### Written task
Locate all lines in the data below that hold "JSON" and show them.

### Given records
□ □ □ □ □ □ □
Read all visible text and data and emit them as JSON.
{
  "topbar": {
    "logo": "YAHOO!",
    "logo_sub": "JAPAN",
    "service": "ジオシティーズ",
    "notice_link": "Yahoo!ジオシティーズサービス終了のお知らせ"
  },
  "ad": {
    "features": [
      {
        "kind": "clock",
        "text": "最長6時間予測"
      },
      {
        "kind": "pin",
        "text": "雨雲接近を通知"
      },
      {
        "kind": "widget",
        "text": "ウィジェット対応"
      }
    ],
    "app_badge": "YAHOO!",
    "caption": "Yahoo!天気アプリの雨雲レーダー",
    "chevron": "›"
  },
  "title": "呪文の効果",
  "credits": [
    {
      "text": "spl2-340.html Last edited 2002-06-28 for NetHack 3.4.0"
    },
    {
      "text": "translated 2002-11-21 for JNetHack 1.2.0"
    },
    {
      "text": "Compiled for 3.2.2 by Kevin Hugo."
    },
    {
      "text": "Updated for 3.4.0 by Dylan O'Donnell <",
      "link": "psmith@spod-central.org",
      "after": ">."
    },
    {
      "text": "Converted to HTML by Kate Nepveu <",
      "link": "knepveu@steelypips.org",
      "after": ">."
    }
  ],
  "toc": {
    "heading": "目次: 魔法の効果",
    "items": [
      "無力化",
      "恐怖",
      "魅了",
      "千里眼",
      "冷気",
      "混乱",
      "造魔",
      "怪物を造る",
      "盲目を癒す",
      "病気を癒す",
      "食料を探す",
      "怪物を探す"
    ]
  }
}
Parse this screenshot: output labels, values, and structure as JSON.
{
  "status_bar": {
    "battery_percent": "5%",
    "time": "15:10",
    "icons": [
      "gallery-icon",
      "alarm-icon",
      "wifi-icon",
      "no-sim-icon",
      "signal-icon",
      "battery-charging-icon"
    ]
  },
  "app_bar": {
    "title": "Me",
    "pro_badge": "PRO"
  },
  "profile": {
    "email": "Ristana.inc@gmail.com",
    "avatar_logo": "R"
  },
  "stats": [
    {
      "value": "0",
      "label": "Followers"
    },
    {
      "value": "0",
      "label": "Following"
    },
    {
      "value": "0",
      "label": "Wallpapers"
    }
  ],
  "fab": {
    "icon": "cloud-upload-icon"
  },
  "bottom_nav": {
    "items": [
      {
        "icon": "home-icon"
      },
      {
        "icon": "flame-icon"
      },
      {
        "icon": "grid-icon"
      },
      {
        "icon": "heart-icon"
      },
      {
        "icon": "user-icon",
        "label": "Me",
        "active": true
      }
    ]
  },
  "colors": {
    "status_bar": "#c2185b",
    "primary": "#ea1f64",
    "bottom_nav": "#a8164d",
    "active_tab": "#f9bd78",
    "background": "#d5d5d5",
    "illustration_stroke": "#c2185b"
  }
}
□ □ □ □ □ □ □
### Answer
Read all visible text and data and emit them as JSON.
Parse this screenshot: output labels, values, and structure as JSON.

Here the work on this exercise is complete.